EXERCISE GOAL:
Search the listing for the string "same" and copy every line that contains it.
>> BEGIN GIVEN ENTRIES
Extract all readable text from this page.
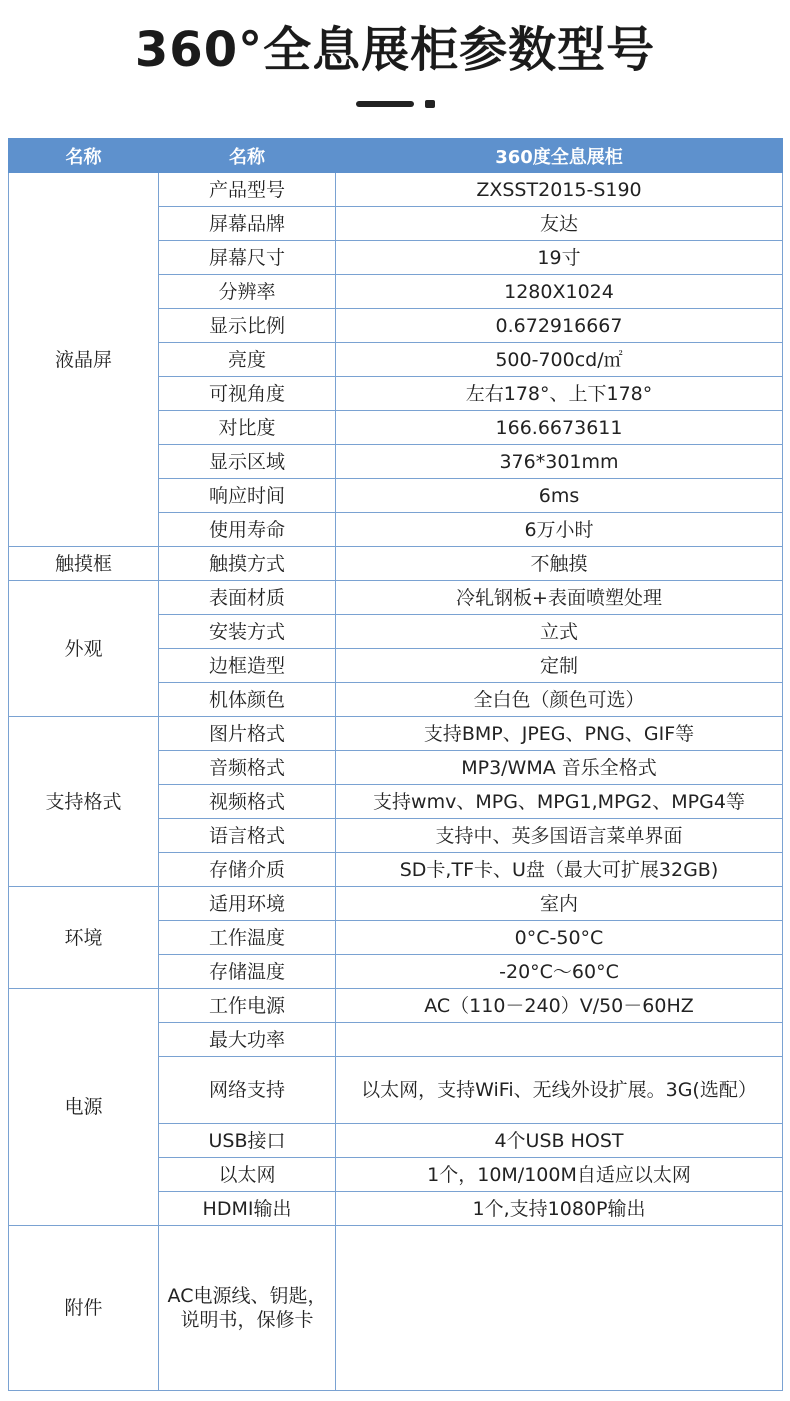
360°全息展柜参数型号
名称	名称	360度全息展柜
液晶屏	产品型号	ZXSST2015-S190
	屏幕品牌	友达
	屏幕尺寸	19寸
	分辨率	1280X1024
	显示比例	0.672916667
	亮度	500-700cd/㎡
	可视角度	左右178°、上下178°
	对比度	166.6673611
	显示区域	376*301mm
	响应时间	6ms
	使用寿命	6万小时
触摸框	触摸方式	不触摸
外观	表面材质	冷轧钢板+表面喷塑处理
	安装方式	立式
	边框造型	定制
	机体颜色	全白色（颜色可选）
支持格式	图片格式	支持BMP、JPEG、PNG、GIF等
	音频格式	MP3/WMA 音乐全格式
	视频格式	支持wmv、MPG、MPG1,MPG2、MPG4等
	语言格式	支持中、英多国语言菜单界面
	存储介质	SD卡,TF卡、U盘（最大可扩展32GB)
环境	适用环境	室内
	工作温度	0°C-50°C
	存储温度	-20°C～60°C
电源	工作电源	AC（110－240）V/50－60HZ
	最大功率	
	网络支持	以太网，支持WiFi、无线外设扩展。3G(选配）
	USB接口	4个USB HOST
	以太网	1个，10M/100M自适应以太网
	HDMI输出	1个,支持1080P输出
附件	AC电源线、钥匙，说明书，保修卡	
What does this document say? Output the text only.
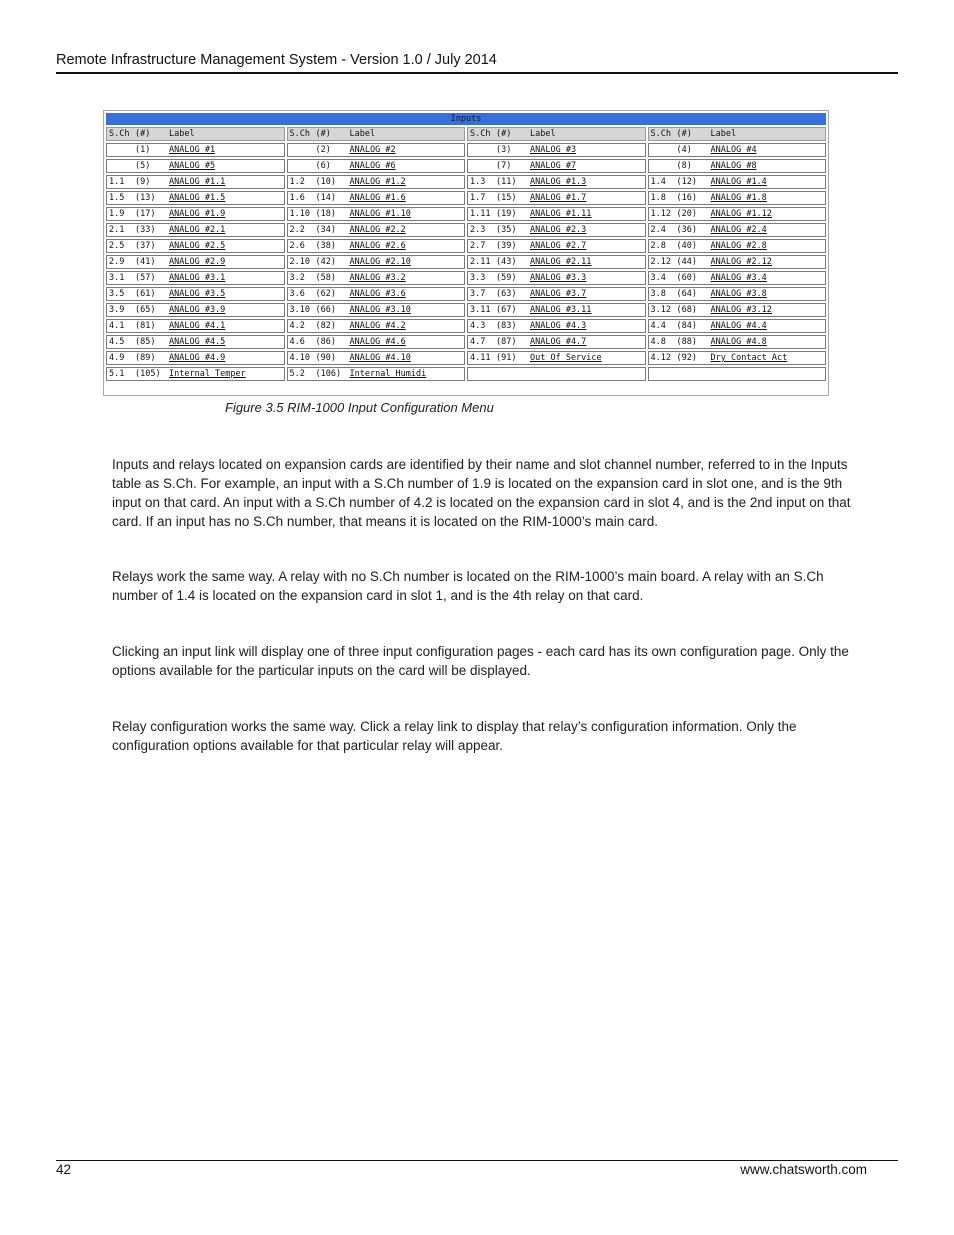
Remote Infrastructure Management System - Version 1.0 / July 2014
Inputs			
S.Ch (#) Label	S.Ch (#) Label	S.Ch (#) Label	S.Ch (#) Label
(1) ANALOG #1	(2) ANALOG #2	(3) ANALOG #3	(4) ANALOG #4
(5) ANALOG #5	(6) ANALOG #6	(7) ANALOG #7	(8) ANALOG #8
1.1 (9) ANALOG #1.1	1.2 (10) ANALOG #1.2	1.3 (11) ANALOG #1.3	1.4 (12) ANALOG #1.4
1.5 (13) ANALOG #1.5	1.6 (14) ANALOG #1.6	1.7 (15) ANALOG #1.7	1.8 (16) ANALOG #1.8
1.9 (17) ANALOG #1.9	1.10 (18) ANALOG #1.10	1.11 (19) ANALOG #1.11	1.12 (20) ANALOG #1.12
2.1 (33) ANALOG #2.1	2.2 (34) ANALOG #2.2	2.3 (35) ANALOG #2.3	2.4 (36) ANALOG #2.4
2.5 (37) ANALOG #2.5	2.6 (38) ANALOG #2.6	2.7 (39) ANALOG #2.7	2.8 (40) ANALOG #2.8
2.9 (41) ANALOG #2.9	2.10 (42) ANALOG #2.10	2.11 (43) ANALOG #2.11	2.12 (44) ANALOG #2.12
3.1 (57) ANALOG #3.1	3.2 (58) ANALOG #3.2	3.3 (59) ANALOG #3.3	3.4 (60) ANALOG #3.4
3.5 (61) ANALOG #3.5	3.6 (62) ANALOG #3.6	3.7 (63) ANALOG #3.7	3.8 (64) ANALOG #3.8
3.9 (65) ANALOG #3.9	3.10 (66) ANALOG #3.10	3.11 (67) ANALOG #3.11	3.12 (68) ANALOG #3.12
4.1 (81) ANALOG #4.1	4.2 (82) ANALOG #4.2	4.3 (83) ANALOG #4.3	4.4 (84) ANALOG #4.4
4.5 (85) ANALOG #4.5	4.6 (86) ANALOG #4.6	4.7 (87) ANALOG #4.7	4.8 (88) ANALOG #4.8
4.9 (89) ANALOG #4.9	4.10 (90) ANALOG #4.10	4.11 (91) Out Of Service	4.12 (92) Dry Contact Act
5.1 (105) Internal Temper	5.2 (106) Internal Humidi		
Figure 3.5 RIM-1000 Input Configuration Menu

Inputs and relays located on expansion cards are identified by their name and slot channel number, referred to in the Inputs table as S.Ch. For example, an input with a S.Ch number of 1.9 is located on the expansion card in slot one, and is the 9th input on that card. An input with a S.Ch number of 4.2 is located on the expansion card in slot 4, and is the 2nd input on that card. If an input has no S.Ch number, that means it is located on the RIM-1000’s main card.

Relays work the same way. A relay with no S.Ch number is located on the RIM-1000’s main board. A relay with an S.Ch number of 1.4 is located on the expansion card in slot 1, and is the 4th relay on that card.

Clicking an input link will display one of three input configuration pages - each card has its own configuration page. Only the options available for the particular inputs on the card will be displayed.

Relay configuration works the same way. Click a relay link to display that relay’s configuration information. Only the configuration options available for that particular relay will appear.

42	www.chatsworth.com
>> END GIVEN ENTRIES
EXERCISE RESPONSE:
Relays work the same way. A relay with no S.Ch number is located on the RIM-1000’s main board. A relay with an S.Ch number of 1.4 is located on the expansion card in slot 1, and is the 4th relay on that card.
Relay configuration works the same way. Click a relay link to display that relay’s configuration information. Only the configuration options available for that particular relay will appear.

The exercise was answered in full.